[Data entries]
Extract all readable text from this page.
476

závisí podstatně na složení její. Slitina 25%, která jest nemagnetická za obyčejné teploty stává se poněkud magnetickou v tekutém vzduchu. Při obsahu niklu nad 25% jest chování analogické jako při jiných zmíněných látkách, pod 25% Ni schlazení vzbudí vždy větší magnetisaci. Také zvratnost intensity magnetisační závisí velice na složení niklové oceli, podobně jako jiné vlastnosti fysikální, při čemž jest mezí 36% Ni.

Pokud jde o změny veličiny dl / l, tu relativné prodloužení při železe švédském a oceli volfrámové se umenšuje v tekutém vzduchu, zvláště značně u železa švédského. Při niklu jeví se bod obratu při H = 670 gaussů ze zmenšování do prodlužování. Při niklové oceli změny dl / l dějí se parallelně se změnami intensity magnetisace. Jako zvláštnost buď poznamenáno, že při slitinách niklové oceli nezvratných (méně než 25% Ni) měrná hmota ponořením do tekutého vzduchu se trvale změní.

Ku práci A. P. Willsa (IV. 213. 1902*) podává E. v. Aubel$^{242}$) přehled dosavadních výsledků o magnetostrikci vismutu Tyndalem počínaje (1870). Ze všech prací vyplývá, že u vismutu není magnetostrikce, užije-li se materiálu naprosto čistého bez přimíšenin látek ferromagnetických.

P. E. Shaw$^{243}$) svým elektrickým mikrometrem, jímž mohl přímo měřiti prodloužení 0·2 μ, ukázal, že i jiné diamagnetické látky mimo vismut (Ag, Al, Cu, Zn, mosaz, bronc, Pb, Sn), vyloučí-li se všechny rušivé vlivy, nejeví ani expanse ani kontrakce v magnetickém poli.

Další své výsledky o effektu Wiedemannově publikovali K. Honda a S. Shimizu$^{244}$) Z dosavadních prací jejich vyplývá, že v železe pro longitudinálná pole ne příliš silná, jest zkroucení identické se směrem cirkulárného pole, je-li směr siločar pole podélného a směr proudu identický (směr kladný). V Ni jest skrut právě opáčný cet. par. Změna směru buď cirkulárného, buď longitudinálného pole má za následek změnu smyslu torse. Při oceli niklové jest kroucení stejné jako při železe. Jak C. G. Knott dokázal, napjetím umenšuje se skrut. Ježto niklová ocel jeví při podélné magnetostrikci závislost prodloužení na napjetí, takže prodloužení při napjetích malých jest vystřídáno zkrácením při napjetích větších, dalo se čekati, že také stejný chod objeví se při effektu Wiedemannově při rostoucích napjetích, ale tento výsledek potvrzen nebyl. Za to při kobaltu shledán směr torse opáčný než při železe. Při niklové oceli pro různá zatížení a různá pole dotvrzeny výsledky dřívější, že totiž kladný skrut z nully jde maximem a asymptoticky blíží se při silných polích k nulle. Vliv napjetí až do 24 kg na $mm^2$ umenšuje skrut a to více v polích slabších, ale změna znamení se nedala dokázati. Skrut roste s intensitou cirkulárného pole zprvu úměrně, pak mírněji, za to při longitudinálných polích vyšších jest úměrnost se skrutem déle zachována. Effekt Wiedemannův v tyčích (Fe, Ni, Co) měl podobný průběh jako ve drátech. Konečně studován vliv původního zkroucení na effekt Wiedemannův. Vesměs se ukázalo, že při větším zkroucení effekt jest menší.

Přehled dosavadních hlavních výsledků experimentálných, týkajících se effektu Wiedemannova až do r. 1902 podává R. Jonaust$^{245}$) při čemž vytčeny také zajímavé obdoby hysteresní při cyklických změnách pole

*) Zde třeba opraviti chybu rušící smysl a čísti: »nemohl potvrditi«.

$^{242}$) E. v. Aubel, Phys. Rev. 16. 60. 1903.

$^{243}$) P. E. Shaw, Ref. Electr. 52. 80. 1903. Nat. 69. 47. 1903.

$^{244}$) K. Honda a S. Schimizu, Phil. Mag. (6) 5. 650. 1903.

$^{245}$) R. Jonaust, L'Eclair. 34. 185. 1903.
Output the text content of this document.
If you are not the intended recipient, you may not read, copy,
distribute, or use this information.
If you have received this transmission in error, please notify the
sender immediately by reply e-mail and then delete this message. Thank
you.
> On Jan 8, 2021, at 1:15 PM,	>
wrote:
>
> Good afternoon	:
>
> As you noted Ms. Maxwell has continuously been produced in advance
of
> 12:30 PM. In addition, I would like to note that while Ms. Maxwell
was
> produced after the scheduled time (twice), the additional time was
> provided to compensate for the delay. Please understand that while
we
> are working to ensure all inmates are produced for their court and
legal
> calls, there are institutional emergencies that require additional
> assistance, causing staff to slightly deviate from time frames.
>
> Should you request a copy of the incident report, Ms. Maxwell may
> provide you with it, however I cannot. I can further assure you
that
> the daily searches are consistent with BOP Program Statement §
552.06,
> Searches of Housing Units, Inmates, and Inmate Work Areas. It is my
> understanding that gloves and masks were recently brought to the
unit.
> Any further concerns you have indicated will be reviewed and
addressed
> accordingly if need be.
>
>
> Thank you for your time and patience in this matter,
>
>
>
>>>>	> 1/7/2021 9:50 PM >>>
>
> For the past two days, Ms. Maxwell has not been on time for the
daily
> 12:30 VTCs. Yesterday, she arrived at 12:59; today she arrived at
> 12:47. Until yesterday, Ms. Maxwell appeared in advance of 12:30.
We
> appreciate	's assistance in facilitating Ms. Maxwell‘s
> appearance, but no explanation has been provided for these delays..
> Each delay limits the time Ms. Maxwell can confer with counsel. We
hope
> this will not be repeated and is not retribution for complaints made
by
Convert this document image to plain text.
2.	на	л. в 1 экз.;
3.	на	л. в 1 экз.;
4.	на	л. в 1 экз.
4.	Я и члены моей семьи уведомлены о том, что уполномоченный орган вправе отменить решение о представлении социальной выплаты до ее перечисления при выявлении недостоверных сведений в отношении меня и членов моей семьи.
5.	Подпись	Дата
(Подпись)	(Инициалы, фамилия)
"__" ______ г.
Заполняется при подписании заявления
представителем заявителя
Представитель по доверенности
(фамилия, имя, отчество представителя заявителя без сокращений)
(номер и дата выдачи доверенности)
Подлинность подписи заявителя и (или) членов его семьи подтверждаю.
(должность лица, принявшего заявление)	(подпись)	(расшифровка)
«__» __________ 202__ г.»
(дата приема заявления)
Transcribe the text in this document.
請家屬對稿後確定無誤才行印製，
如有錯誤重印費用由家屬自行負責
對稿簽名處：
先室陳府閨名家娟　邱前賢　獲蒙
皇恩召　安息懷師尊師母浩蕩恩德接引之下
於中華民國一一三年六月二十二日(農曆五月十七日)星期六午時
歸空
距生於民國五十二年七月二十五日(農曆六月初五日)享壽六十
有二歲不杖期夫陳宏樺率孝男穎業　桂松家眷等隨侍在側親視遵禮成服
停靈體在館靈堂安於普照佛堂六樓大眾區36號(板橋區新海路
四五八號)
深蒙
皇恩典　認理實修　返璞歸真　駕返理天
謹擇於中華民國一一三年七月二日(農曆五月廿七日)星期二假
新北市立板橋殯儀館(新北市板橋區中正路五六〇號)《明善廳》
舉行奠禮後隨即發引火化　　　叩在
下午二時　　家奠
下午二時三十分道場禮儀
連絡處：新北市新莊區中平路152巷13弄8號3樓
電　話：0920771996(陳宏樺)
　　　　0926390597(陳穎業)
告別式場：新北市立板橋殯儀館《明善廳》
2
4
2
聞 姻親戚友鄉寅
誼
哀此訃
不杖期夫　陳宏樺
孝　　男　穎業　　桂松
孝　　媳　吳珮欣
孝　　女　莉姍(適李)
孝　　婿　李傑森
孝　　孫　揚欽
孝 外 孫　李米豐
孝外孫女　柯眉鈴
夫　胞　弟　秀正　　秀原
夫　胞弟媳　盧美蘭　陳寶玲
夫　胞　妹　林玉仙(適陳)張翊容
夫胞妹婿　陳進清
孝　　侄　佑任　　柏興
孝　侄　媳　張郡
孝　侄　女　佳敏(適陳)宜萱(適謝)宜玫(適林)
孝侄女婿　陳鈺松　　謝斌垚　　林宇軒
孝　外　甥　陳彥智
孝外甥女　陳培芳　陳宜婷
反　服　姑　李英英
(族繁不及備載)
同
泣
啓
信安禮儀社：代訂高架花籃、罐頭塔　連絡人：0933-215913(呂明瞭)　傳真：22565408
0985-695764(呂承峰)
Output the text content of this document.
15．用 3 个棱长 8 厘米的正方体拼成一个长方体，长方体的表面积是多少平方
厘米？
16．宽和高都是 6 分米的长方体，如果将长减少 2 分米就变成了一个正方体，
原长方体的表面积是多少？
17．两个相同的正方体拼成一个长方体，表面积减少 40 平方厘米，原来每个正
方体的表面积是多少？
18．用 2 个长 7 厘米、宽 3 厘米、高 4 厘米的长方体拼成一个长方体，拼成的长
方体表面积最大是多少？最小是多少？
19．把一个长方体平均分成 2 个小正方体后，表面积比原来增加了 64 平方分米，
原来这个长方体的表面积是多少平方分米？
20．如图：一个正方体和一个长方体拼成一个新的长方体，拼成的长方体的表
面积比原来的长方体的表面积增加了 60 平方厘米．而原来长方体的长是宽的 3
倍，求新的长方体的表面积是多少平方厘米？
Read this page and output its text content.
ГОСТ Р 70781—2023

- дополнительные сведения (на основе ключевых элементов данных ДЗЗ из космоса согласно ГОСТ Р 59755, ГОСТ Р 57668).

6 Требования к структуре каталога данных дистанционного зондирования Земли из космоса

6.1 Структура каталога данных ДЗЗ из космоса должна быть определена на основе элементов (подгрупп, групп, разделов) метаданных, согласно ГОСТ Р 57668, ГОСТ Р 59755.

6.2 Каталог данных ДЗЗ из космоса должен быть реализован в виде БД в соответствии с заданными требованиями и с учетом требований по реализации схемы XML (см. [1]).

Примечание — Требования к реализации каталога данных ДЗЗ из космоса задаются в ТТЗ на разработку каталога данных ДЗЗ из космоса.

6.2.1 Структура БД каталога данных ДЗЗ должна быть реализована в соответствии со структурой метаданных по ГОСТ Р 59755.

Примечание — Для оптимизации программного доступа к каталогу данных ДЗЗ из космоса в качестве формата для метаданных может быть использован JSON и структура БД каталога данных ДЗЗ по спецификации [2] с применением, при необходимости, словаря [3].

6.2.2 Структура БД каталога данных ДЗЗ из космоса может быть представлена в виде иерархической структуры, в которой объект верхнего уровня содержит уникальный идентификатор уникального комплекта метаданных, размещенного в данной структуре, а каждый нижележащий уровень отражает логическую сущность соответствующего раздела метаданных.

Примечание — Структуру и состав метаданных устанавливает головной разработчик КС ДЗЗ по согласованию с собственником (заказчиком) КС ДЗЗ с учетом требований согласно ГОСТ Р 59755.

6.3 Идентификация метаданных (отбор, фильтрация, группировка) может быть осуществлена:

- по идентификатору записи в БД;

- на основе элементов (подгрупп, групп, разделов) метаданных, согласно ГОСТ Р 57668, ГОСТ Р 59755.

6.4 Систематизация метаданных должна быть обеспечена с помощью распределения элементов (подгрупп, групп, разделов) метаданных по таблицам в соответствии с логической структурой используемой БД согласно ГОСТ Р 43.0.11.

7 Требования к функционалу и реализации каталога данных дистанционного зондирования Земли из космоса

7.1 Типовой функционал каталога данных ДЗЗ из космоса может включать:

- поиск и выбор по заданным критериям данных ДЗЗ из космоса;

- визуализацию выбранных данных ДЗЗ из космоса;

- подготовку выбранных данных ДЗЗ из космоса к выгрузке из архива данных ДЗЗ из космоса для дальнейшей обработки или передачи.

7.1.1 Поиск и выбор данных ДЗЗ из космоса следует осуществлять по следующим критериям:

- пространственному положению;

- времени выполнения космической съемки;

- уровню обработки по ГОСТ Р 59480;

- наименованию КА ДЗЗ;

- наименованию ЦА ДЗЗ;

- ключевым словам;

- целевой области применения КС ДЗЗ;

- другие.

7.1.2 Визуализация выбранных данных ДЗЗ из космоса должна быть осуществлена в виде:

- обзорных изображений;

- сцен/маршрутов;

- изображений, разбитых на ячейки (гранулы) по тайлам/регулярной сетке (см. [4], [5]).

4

INSTRUCTION:
Copy all lines in the listing above where the string "зондирования" appears.

RESPONSE TO THIS EXERCISE:
6 Требования к структуре каталога данных дистанционного зондирования Земли из космоса
7 Требования к функционалу и реализации каталога данных дистанционного зондирования Земли из космоса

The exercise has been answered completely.